Data records:
>>>

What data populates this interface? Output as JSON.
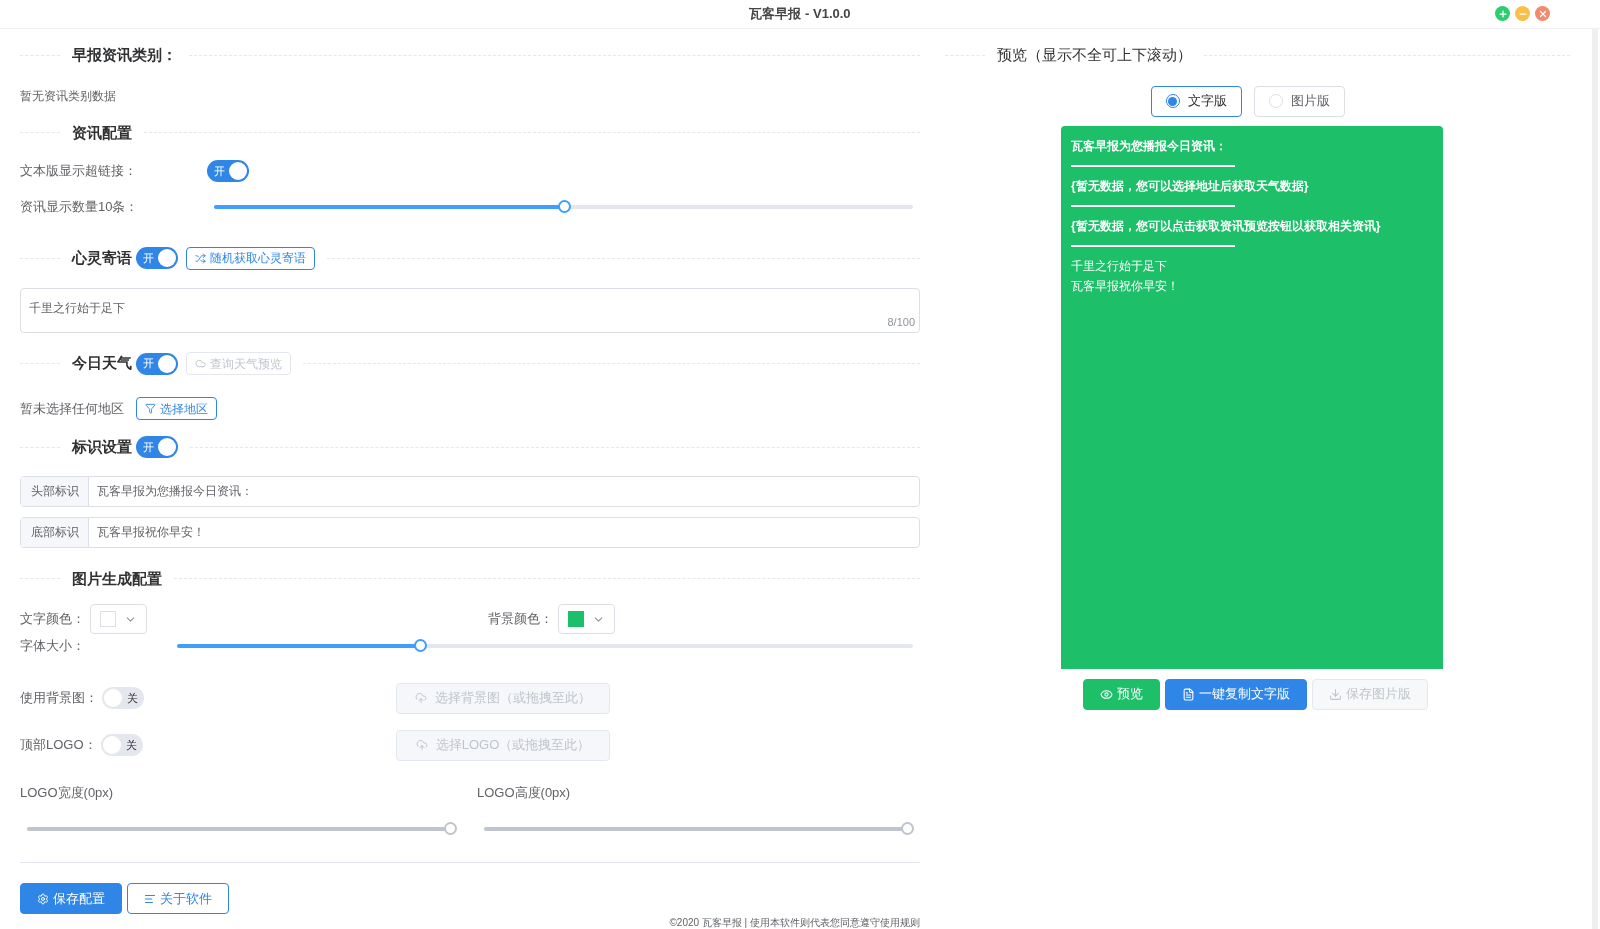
{
  "window": {
    "title": "瓦客早报 - V1.0.0"
  },
  "categories": {
    "title": "早报资讯类别：",
    "empty_text": "暂无资讯类别数据"
  },
  "news_config": {
    "title": "资讯配置",
    "hyperlink": {
      "label": "文本版显示超链接：",
      "toggle": {
        "on": true,
        "text": "开"
      }
    },
    "count": {
      "label": "资讯显示数量10条：",
      "level": 0.5
    }
  },
  "motto": {
    "title": "心灵寄语",
    "toggle": {
      "on": true,
      "text": "开"
    },
    "button": {
      "label": "随机获取心灵寄语",
      "disabled": false
    },
    "value": "千里之行始于足下",
    "counter": "8/100"
  },
  "weather": {
    "title": "今日天气",
    "toggle": {
      "on": true,
      "text": "开"
    },
    "button": {
      "label": "查询天气预览",
      "disabled": true
    },
    "region_text": "暂未选择任何地区",
    "region_button": "选择地区"
  },
  "marks": {
    "title": "标识设置",
    "toggle": {
      "on": true,
      "text": "开"
    },
    "fields": [
      {
        "label": "头部标识",
        "value": "瓦客早报为您播报今日资讯："
      },
      {
        "label": "底部标识",
        "value": "瓦客早报祝你早安！"
      }
    ]
  },
  "image_config": {
    "title": "图片生成配置",
    "text_color": {
      "label": "文字颜色：",
      "color": "#ffffff"
    },
    "bg_color": {
      "label": "背景颜色：",
      "color": "#1dbf69"
    },
    "font_size": {
      "label": "字体大小：",
      "level": 0.33
    },
    "bg_image": {
      "label": "使用背景图：",
      "toggle": {
        "on": false,
        "text": "关"
      },
      "button": "选择背景图（或拖拽至此）"
    },
    "top_logo": {
      "label": "顶部LOGO：",
      "toggle": {
        "on": false,
        "text": "关"
      },
      "button": "选择LOGO（或拖拽至此）"
    },
    "logo_width": {
      "label": "LOGO宽度(0px)",
      "level": 1,
      "disabled": true
    },
    "logo_height": {
      "label": "LOGO高度(0px)",
      "level": 1,
      "disabled": true
    }
  },
  "actions": [
    {
      "label": "保存配置",
      "kind": "primary"
    },
    {
      "label": "关于软件",
      "kind": "outline"
    }
  ],
  "footer": "©2020 瓦客早报 | 使用本软件则代表您同意遵守使用规则",
  "preview": {
    "title": "预览（显示不全可上下滚动）",
    "modes": [
      {
        "label": "文字版",
        "selected": true
      },
      {
        "label": "图片版",
        "selected": false
      }
    ],
    "lines": [
      {
        "kind": "text",
        "text": "瓦客早报为您播报今日资讯："
      },
      {
        "kind": "rule"
      },
      {
        "kind": "text",
        "text": "{暂无数据，您可以选择地址后获取天气数据}"
      },
      {
        "kind": "rule"
      },
      {
        "kind": "text",
        "text": "{暂无数据，您可以点击获取资讯预览按钮以获取相关资讯}"
      },
      {
        "kind": "rule"
      },
      {
        "kind": "plain",
        "text": "千里之行始于足下"
      },
      {
        "kind": "plain",
        "text": "瓦客早报祝你早安！"
      }
    ],
    "buttons": [
      {
        "label": "预览",
        "kind": "green",
        "disabled": false
      },
      {
        "label": "一键复制文字版",
        "kind": "blue",
        "disabled": false
      },
      {
        "label": "保存图片版",
        "kind": "plain",
        "disabled": true
      }
    ]
  }
}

<<<

## Directions for this task
Each entry above is to be written out again unchanged, apart from the pictures, which are left out.

## Answer for this exercise
What data populates this interface? Output as JSON.
{
  "window": {
    "title": "瓦客早报 - V1.0.0"
  },
  "categories": {
    "title": "早报资讯类别：",
    "empty_text": "暂无资讯类别数据"
  },
  "news_config": {
    "title": "资讯配置",
    "hyperlink": {
      "label": "文本版显示超链接：",
      "toggle": {
        "on": true,
        "text": "开"
      }
    },
    "count": {
      "label": "资讯显示数量10条：",
      "level": 0.5
    }
  },
  "motto": {
    "title": "心灵寄语",
    "toggle": {
      "on": true,
      "text": "开"
    },
    "button": {
      "label": "随机获取心灵寄语",
      "disabled": false
    },
    "value": "千里之行始于足下",
    "counter": "8/100"
  },
  "weather": {
    "title": "今日天气",
    "toggle": {
      "on": true,
      "text": "开"
    },
    "button": {
      "label": "查询天气预览",
      "disabled": true
    },
    "region_text": "暂未选择任何地区",
    "region_button": "选择地区"
  },
  "marks": {
    "title": "标识设置",
    "toggle": {
      "on": true,
      "text": "开"
    },
    "fields": [
      {
        "label": "头部标识",
        "value": "瓦客早报为您播报今日资讯："
      },
      {
        "label": "底部标识",
        "value": "瓦客早报祝你早安！"
      }
    ]
  },
  "image_config": {
    "title": "图片生成配置",
    "text_color": {
      "label": "文字颜色：",
      "color": "#ffffff"
    },
    "bg_color": {
      "label": "背景颜色：",
      "color": "#1dbf69"
    },
    "font_size": {
      "label": "字体大小：",
      "level": 0.33
    },
    "bg_image": {
      "label": "使用背景图：",
      "toggle": {
        "on": false,
        "text": "关"
      },
      "button": "选择背景图（或拖拽至此）"
    },
    "top_logo": {
      "label": "顶部LOGO：",
      "toggle": {
        "on": false,
        "text": "关"
      },
      "button": "选择LOGO（或拖拽至此）"
    },
    "logo_width": {
      "label": "LOGO宽度(0px)",
      "level": 1,
      "disabled": true
    },
    "logo_height": {
      "label": "LOGO高度(0px)",
      "level": 1,
      "disabled": true
    }
  },
  "actions": [
    {
      "label": "保存配置",
      "kind": "primary"
    },
    {
      "label": "关于软件",
      "kind": "outline"
    }
  ],
  "footer": "©2020 瓦客早报 | 使用本软件则代表您同意遵守使用规则",
  "preview": {
    "title": "预览（显示不全可上下滚动）",
    "modes": [
      {
        "label": "文字版",
        "selected": true
      },
      {
        "label": "图片版",
        "selected": false
      }
    ],
    "lines": [
      {
        "kind": "text",
        "text": "瓦客早报为您播报今日资讯："
      },
      {
        "kind": "rule"
      },
      {
        "kind": "text",
        "text": "{暂无数据，您可以选择地址后获取天气数据}"
      },
      {
        "kind": "rule"
      },
      {
        "kind": "text",
        "text": "{暂无数据，您可以点击获取资讯预览按钮以获取相关资讯}"
      },
      {
        "kind": "rule"
      },
      {
        "kind": "plain",
        "text": "千里之行始于足下"
      },
      {
        "kind": "plain",
        "text": "瓦客早报祝你早安！"
      }
    ],
    "buttons": [
      {
        "label": "预览",
        "kind": "green",
        "disabled": false
      },
      {
        "label": "一键复制文字版",
        "kind": "blue",
        "disabled": false
      },
      {
        "label": "保存图片版",
        "kind": "plain",
        "disabled": true
      }
    ]
  }
}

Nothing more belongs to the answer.